>>>

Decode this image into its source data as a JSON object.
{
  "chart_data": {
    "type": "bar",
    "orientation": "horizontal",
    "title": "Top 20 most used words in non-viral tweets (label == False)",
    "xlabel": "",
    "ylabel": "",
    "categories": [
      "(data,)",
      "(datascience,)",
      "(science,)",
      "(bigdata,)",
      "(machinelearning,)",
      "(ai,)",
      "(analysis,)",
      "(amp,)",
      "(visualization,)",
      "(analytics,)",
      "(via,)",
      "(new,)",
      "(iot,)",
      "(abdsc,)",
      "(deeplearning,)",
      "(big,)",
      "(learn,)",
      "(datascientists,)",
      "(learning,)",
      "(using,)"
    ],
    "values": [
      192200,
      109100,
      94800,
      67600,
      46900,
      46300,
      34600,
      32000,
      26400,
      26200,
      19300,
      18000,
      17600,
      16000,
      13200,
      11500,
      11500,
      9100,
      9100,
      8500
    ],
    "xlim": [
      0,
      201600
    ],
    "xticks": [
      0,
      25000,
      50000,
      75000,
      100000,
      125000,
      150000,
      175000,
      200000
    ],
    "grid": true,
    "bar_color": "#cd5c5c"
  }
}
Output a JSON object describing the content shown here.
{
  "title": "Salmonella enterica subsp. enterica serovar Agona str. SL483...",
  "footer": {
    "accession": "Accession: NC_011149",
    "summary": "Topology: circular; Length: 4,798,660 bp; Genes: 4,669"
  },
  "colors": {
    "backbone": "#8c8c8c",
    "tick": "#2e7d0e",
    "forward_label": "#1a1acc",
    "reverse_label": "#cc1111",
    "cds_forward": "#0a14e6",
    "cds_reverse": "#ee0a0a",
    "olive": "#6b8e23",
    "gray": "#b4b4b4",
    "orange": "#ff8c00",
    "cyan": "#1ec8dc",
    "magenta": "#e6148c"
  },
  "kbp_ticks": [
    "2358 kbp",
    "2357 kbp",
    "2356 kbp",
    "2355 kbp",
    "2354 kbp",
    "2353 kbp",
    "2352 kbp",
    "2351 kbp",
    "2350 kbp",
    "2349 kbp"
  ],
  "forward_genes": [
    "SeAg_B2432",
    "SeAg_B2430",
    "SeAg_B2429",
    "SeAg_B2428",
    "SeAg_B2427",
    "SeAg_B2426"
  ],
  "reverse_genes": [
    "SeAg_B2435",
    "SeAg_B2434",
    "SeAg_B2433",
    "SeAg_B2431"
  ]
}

<<<

ASSIGNMENT |
For the string "JSON", go through the entries above and copy each line where it occurs.

TASK OUTPUT |
Decode this image into its source data as a JSON object.
Output a JSON object describing the content shown here.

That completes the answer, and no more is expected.